━━ Extracted data
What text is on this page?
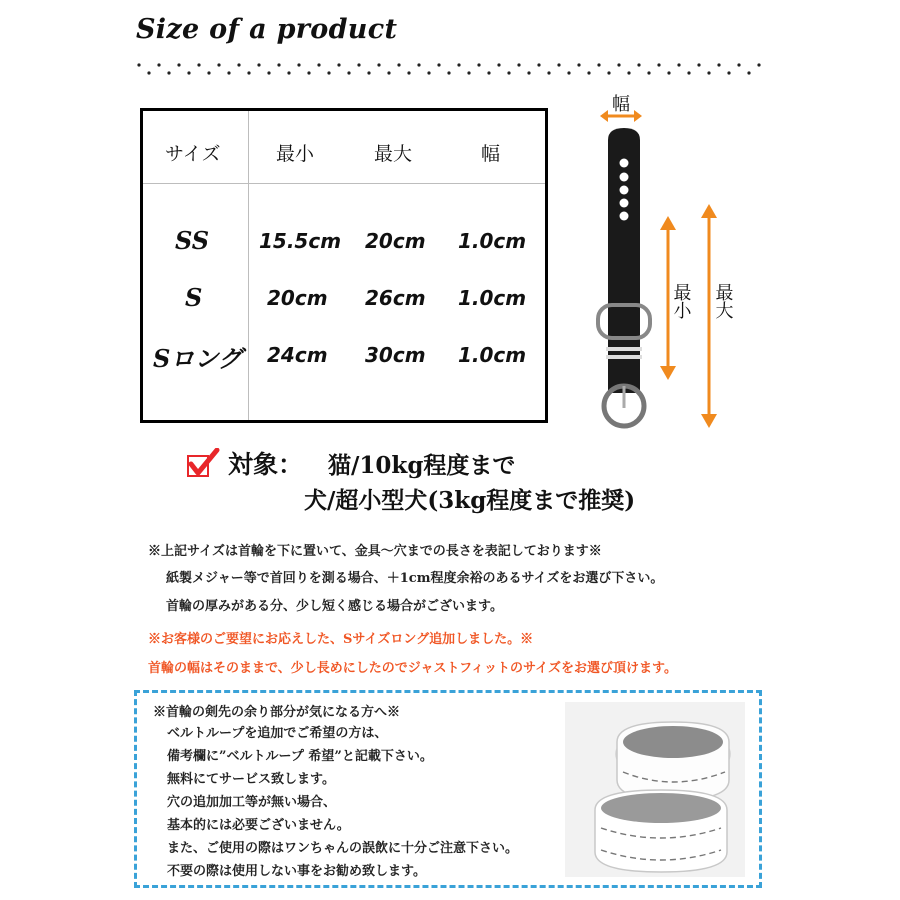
Size of a product
サイズ	最小	最大	幅
SS 15.5cm 20cm 1.0cm
S	20cm 26cm 1.0cm
Sロング 24cm 30cm 1.0cm
幅
最小 最大
対象： 猫/10kg程度まで
犬/超小型犬(3kg程度まで推奨)
※上記サイズは首輪を下に置いて、金具～穴までの長さを表記しております※
紙製メジャー等で首回りを測る場合、＋1cm程度余裕のあるサイズをお選び下さい。
首輪の厚みがある分、少し短く感じる場合がございます。
※お客様のご要望にお応えした、Sサイズロング追加しました。※
首輪の幅はそのままで、少し長めにしたのでジャストフィットのサイズをお選び頂けます。
※首輪の剣先の余り部分が気になる方へ※
ベルトループを追加でご希望の方は、
備考欄に”ベルトループ 希望”と記載下さい。
無料にてサービス致します。
穴の追加加工等が無い場合、
基本的には必要ございません。
また、ご使用の際はワンちゃんの誤飲に十分ご注意下さい。
不要の際は使用しない事をお勧め致します。
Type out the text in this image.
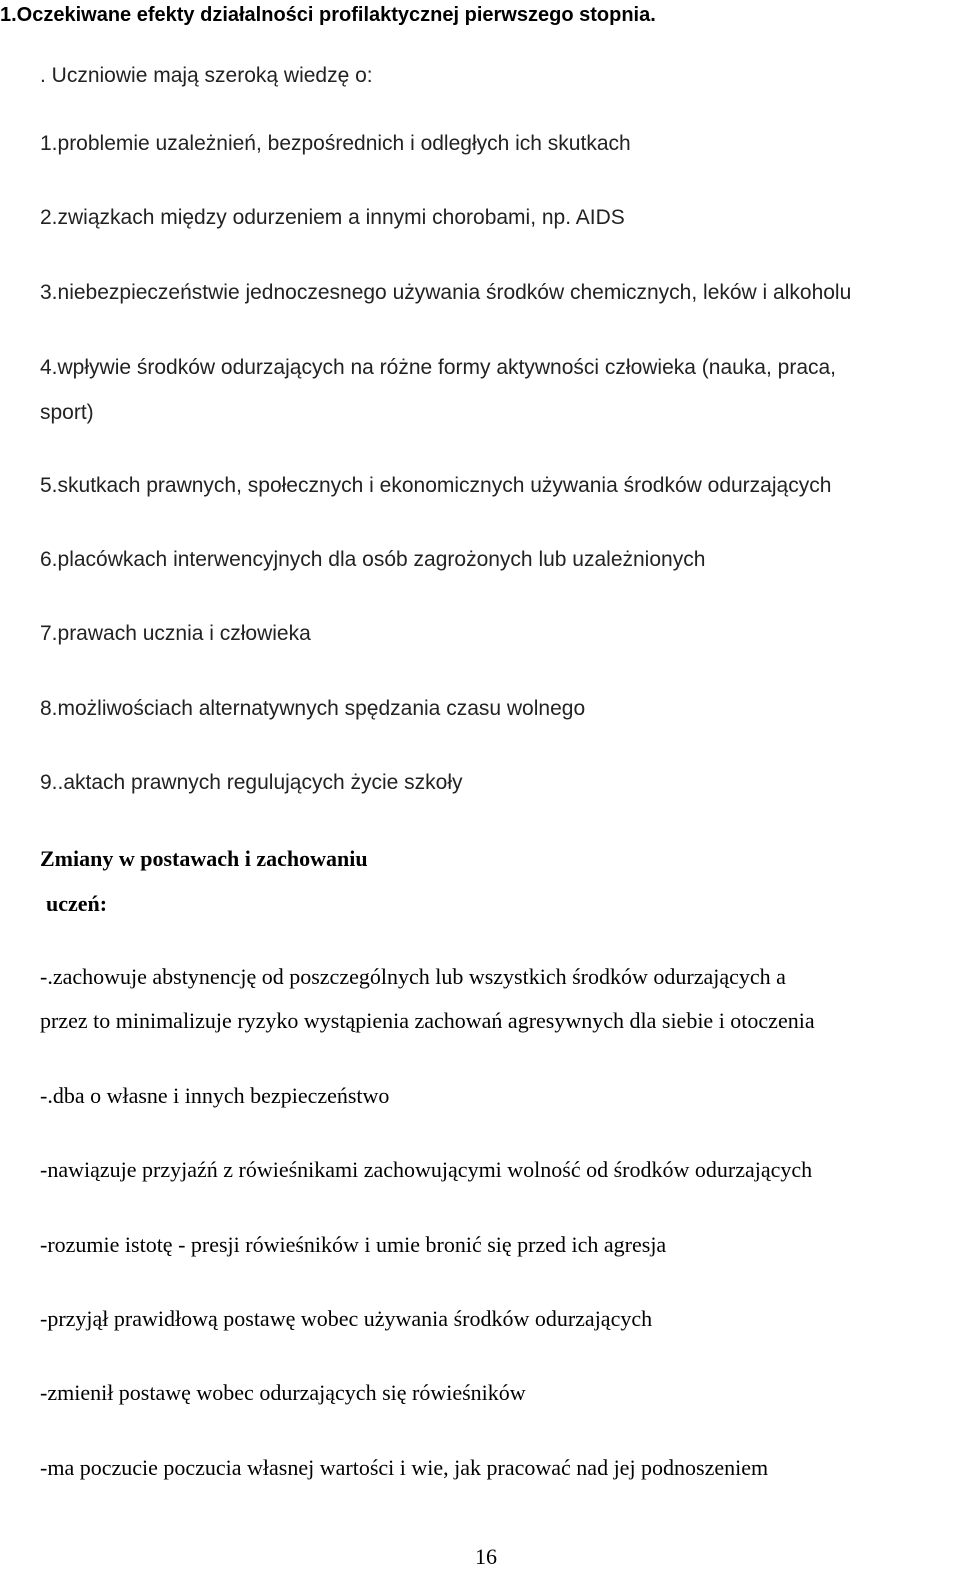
1.Oczekiwane efekty działalności profilaktycznej pierwszego stopnia.
. Uczniowie mają szeroką wiedzę o:
1.problemie uzależnień, bezpośrednich i odległych ich skutkach
2.związkach między odurzeniem a innymi chorobami, np. AIDS
3.niebezpieczeństwie jednoczesnego używania środków chemicznych, leków i alkoholu
4.wpływie środków odurzających na różne formy aktywności człowieka (nauka, praca,
sport)
5.skutkach prawnych, społecznych i ekonomicznych używania środków odurzających
6.placówkach interwencyjnych dla osób zagrożonych lub uzależnionych
7.prawach ucznia i człowieka
8.możliwościach alternatywnych spędzania czasu wolnego
9..aktach prawnych regulujących życie szkoły
Zmiany w postawach i zachowaniu
uczeń:
-.zachowuje abstynencję od poszczególnych lub wszystkich środków odurzających a
przez to minimalizuje ryzyko wystąpienia zachowań agresywnych dla siebie i otoczenia
-.dba o własne i innych bezpieczeństwo
-nawiązuje przyjaźń z rówieśnikami zachowującymi wolność od środków odurzających
-rozumie istotę - presji rówieśników i umie bronić się przed ich agresja
-przyjął prawidłową postawę wobec używania środków odurzających
-zmienił postawę wobec odurzających się rówieśników
-ma poczucie poczucia własnej wartości i wie, jak pracować nad jej podnoszeniem
16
━━━━
**What you are asked to do**
List the lines of the material in which the word "człowieka" occurs.

**Solution**
4.wpływie środków odurzających na różne formy aktywności człowieka (nauka, praca,
7.prawach ucznia i człowieka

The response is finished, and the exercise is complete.